------ Records shown ------
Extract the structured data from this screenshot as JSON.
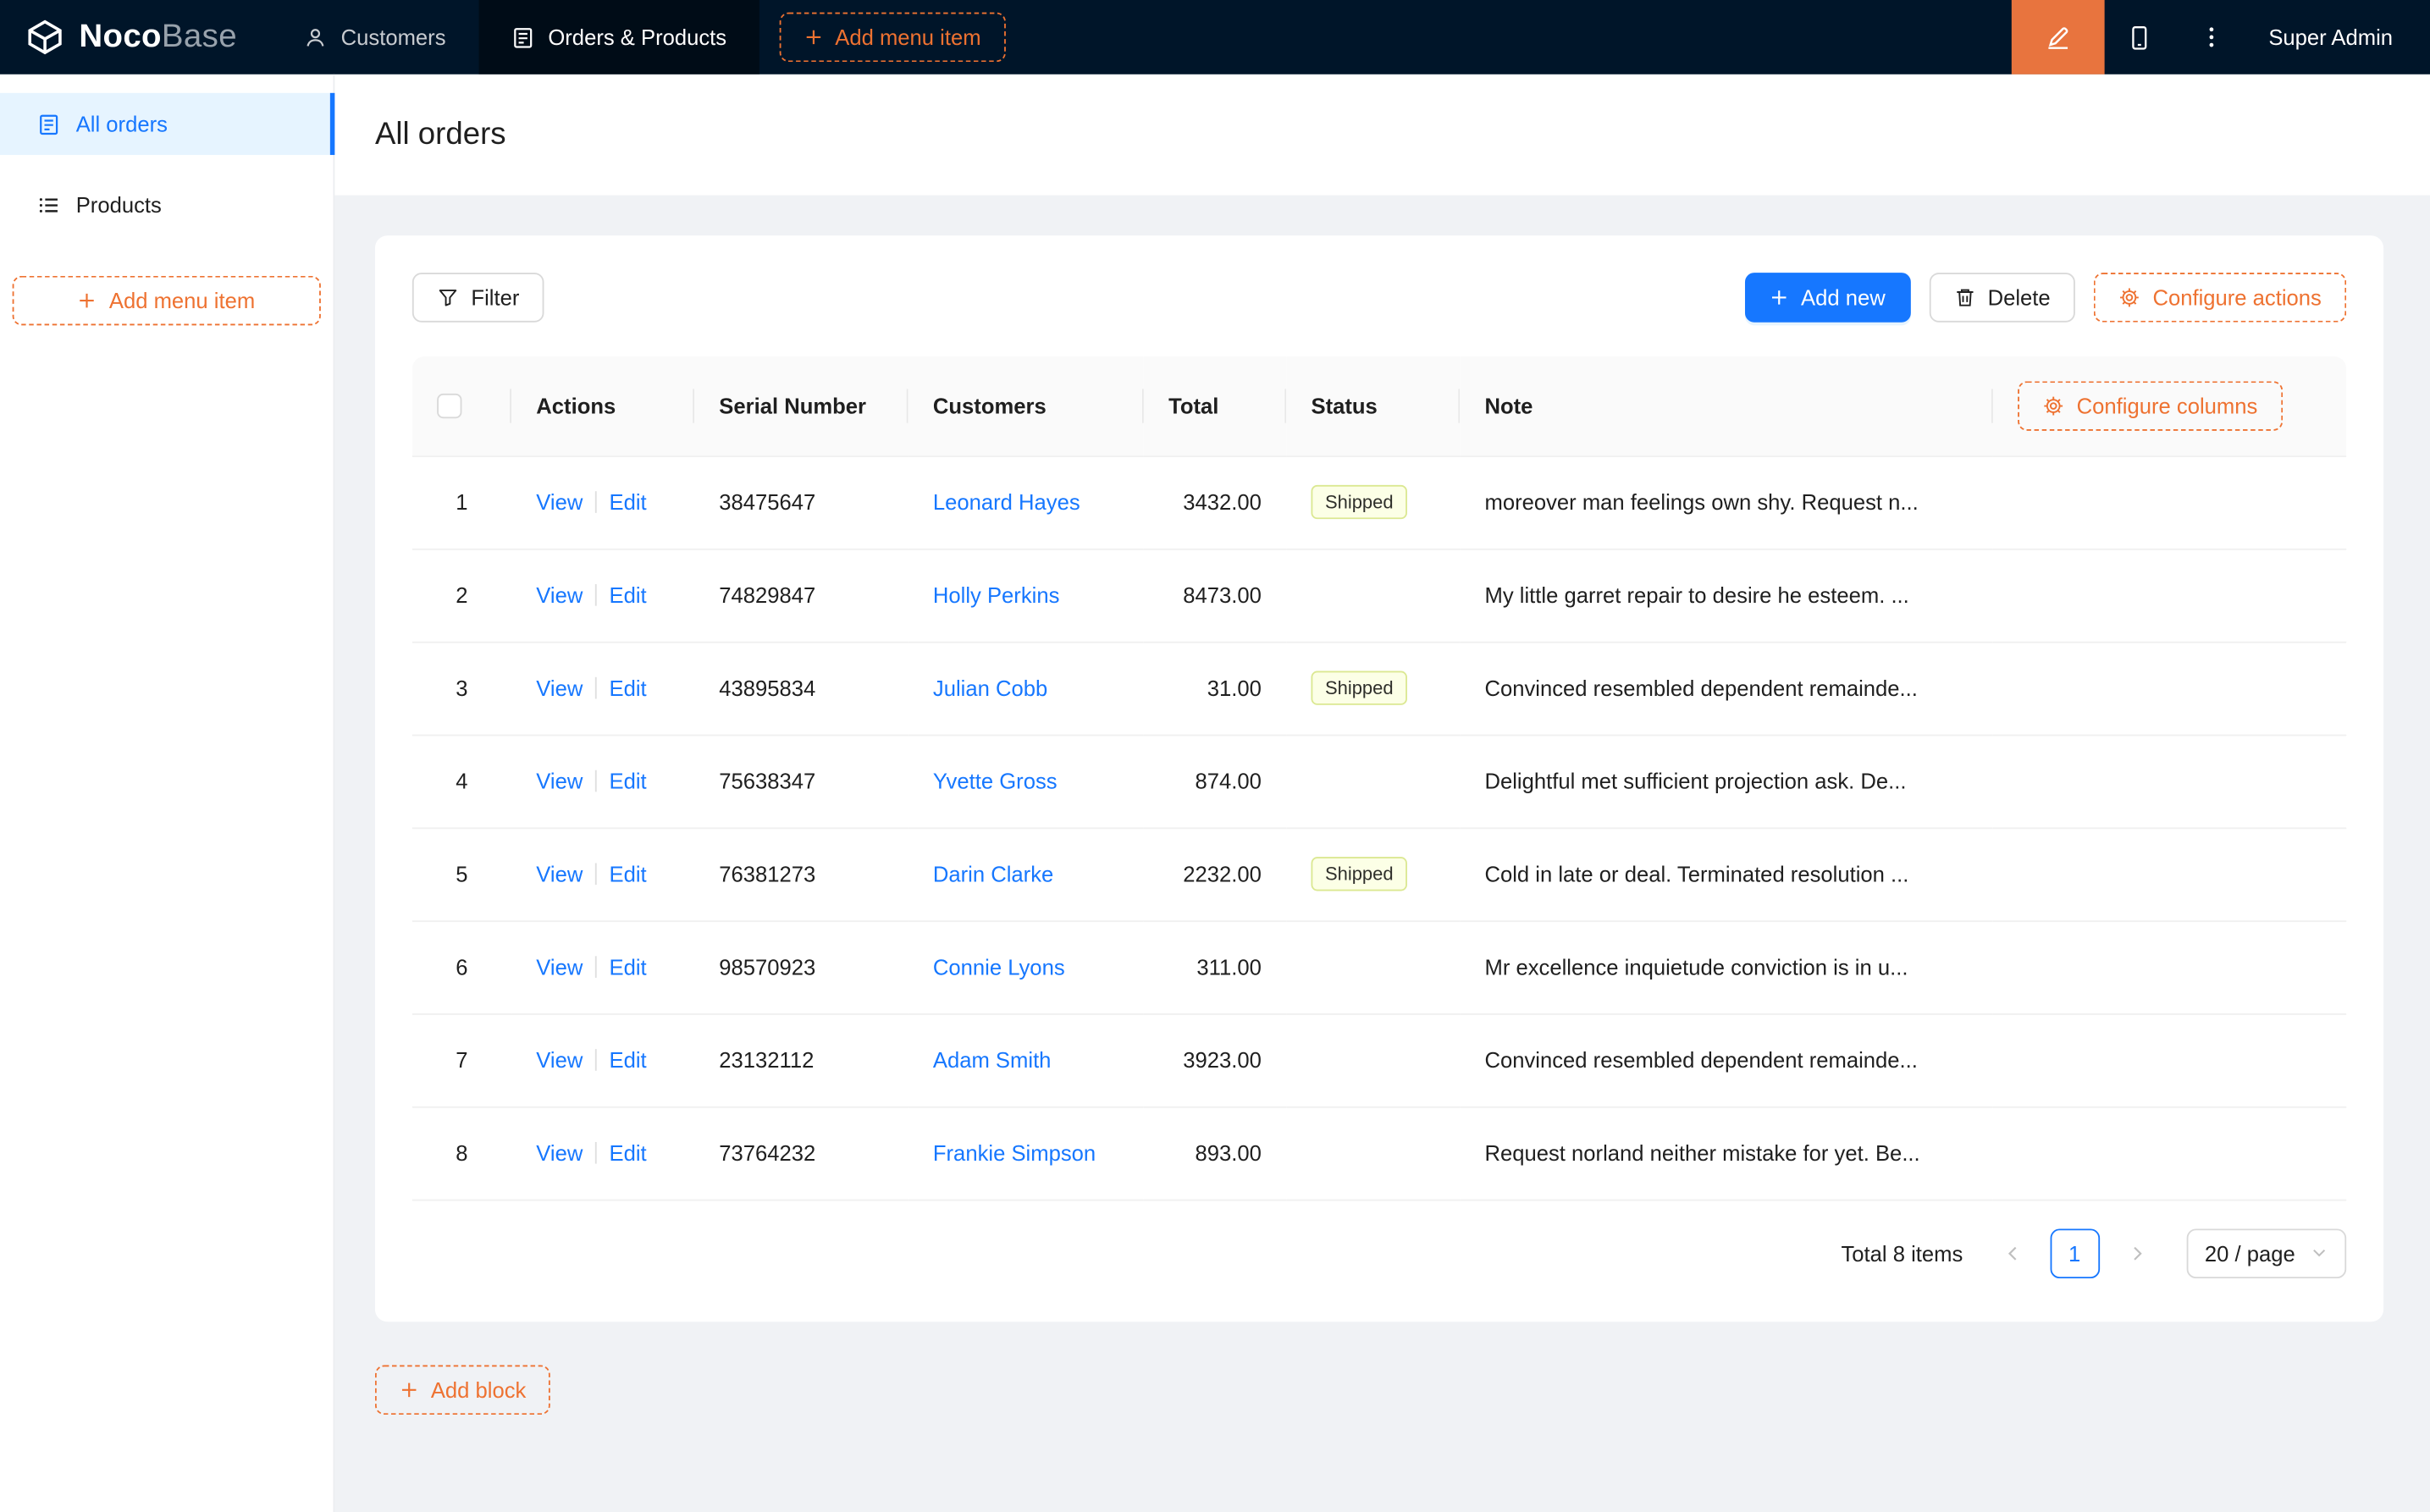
{
  "topbar": {
    "logo_bold": "Noco",
    "logo_light": "Base",
    "menu": [
      {
        "label": "Customers"
      },
      {
        "label": "Orders & Products"
      }
    ],
    "add_menu_item_label": "Add menu item",
    "user_name": "Super Admin"
  },
  "sidebar": {
    "items": [
      {
        "label": "All orders"
      },
      {
        "label": "Products"
      }
    ],
    "add_menu_item_label": "Add menu item"
  },
  "page": {
    "title": "All orders"
  },
  "toolbar": {
    "filter_label": "Filter",
    "add_new_label": "Add new",
    "delete_label": "Delete",
    "configure_actions_label": "Configure actions"
  },
  "table": {
    "configure_columns_label": "Configure columns",
    "columns": [
      "Actions",
      "Serial Number",
      "Customers",
      "Total",
      "Status",
      "Note"
    ],
    "labels": {
      "view": "View",
      "edit": "Edit"
    },
    "rows": [
      {
        "index": "1",
        "serial": "38475647",
        "customer": "Leonard Hayes",
        "total": "3432.00",
        "status": "Shipped",
        "note": "moreover man feelings own shy. Request n..."
      },
      {
        "index": "2",
        "serial": "74829847",
        "customer": "Holly Perkins",
        "total": "8473.00",
        "status": "",
        "note": "My little garret repair to desire he esteem. ..."
      },
      {
        "index": "3",
        "serial": "43895834",
        "customer": "Julian Cobb",
        "total": "31.00",
        "status": "Shipped",
        "note": "Convinced resembled dependent remainde..."
      },
      {
        "index": "4",
        "serial": "75638347",
        "customer": "Yvette Gross",
        "total": "874.00",
        "status": "",
        "note": "Delightful met sufficient projection ask. De..."
      },
      {
        "index": "5",
        "serial": "76381273",
        "customer": "Darin Clarke",
        "total": "2232.00",
        "status": "Shipped",
        "note": "Cold in late or deal. Terminated resolution ..."
      },
      {
        "index": "6",
        "serial": "98570923",
        "customer": "Connie Lyons",
        "total": "311.00",
        "status": "",
        "note": "Mr excellence inquietude conviction is in u..."
      },
      {
        "index": "7",
        "serial": "23132112",
        "customer": "Adam Smith",
        "total": "3923.00",
        "status": "",
        "note": "Convinced resembled dependent remainde..."
      },
      {
        "index": "8",
        "serial": "73764232",
        "customer": "Frankie Simpson",
        "total": "893.00",
        "status": "",
        "note": "Request norland neither mistake for yet. Be..."
      }
    ]
  },
  "pagination": {
    "total_text": "Total 8 items",
    "current_page": "1",
    "page_size": "20 / page"
  },
  "footer": {
    "add_block_label": "Add block"
  },
  "colors": {
    "accent-orange": "#ee7231",
    "designer-orange": "#e8743e",
    "primary-blue": "#1677ff",
    "topbar-bg": "#001529",
    "topbar-active-bg": "#000c17",
    "sidebar-active-bg": "#e6f4ff",
    "content-bg": "#f0f2f5",
    "header-bg": "#fafafa",
    "tag-bg": "#fcffe6",
    "tag-border": "#dbe892"
  }
}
------
## What the task asks
Word for word, quote the full listing, omitting every picture.

## Result of the task
Extract the structured data from this screenshot as JSON.
{
  "topbar": {
    "logo_bold": "Noco",
    "logo_light": "Base",
    "menu": [
      {
        "label": "Customers"
      },
      {
        "label": "Orders & Products"
      }
    ],
    "add_menu_item_label": "Add menu item",
    "user_name": "Super Admin"
  },
  "sidebar": {
    "items": [
      {
        "label": "All orders"
      },
      {
        "label": "Products"
      }
    ],
    "add_menu_item_label": "Add menu item"
  },
  "page": {
    "title": "All orders"
  },
  "toolbar": {
    "filter_label": "Filter",
    "add_new_label": "Add new",
    "delete_label": "Delete",
    "configure_actions_label": "Configure actions"
  },
  "table": {
    "configure_columns_label": "Configure columns",
    "columns": [
      "Actions",
      "Serial Number",
      "Customers",
      "Total",
      "Status",
      "Note"
    ],
    "labels": {
      "view": "View",
      "edit": "Edit"
    },
    "rows": [
      {
        "index": "1",
        "serial": "38475647",
        "customer": "Leonard Hayes",
        "total": "3432.00",
        "status": "Shipped",
        "note": "moreover man feelings own shy. Request n..."
      },
      {
        "index": "2",
        "serial": "74829847",
        "customer": "Holly Perkins",
        "total": "8473.00",
        "status": "",
        "note": "My little garret repair to desire he esteem. ..."
      },
      {
        "index": "3",
        "serial": "43895834",
        "customer": "Julian Cobb",
        "total": "31.00",
        "status": "Shipped",
        "note": "Convinced resembled dependent remainde..."
      },
      {
        "index": "4",
        "serial": "75638347",
        "customer": "Yvette Gross",
        "total": "874.00",
        "status": "",
        "note": "Delightful met sufficient projection ask. De..."
      },
      {
        "index": "5",
        "serial": "76381273",
        "customer": "Darin Clarke",
        "total": "2232.00",
        "status": "Shipped",
        "note": "Cold in late or deal. Terminated resolution ..."
      },
      {
        "index": "6",
        "serial": "98570923",
        "customer": "Connie Lyons",
        "total": "311.00",
        "status": "",
        "note": "Mr excellence inquietude conviction is in u..."
      },
      {
        "index": "7",
        "serial": "23132112",
        "customer": "Adam Smith",
        "total": "3923.00",
        "status": "",
        "note": "Convinced resembled dependent remainde..."
      },
      {
        "index": "8",
        "serial": "73764232",
        "customer": "Frankie Simpson",
        "total": "893.00",
        "status": "",
        "note": "Request norland neither mistake for yet. Be..."
      }
    ]
  },
  "pagination": {
    "total_text": "Total 8 items",
    "current_page": "1",
    "page_size": "20 / page"
  },
  "footer": {
    "add_block_label": "Add block"
  },
  "colors": {
    "accent-orange": "#ee7231",
    "designer-orange": "#e8743e",
    "primary-blue": "#1677ff",
    "topbar-bg": "#001529",
    "topbar-active-bg": "#000c17",
    "sidebar-active-bg": "#e6f4ff",
    "content-bg": "#f0f2f5",
    "header-bg": "#fafafa",
    "tag-bg": "#fcffe6",
    "tag-border": "#dbe892"
  }
}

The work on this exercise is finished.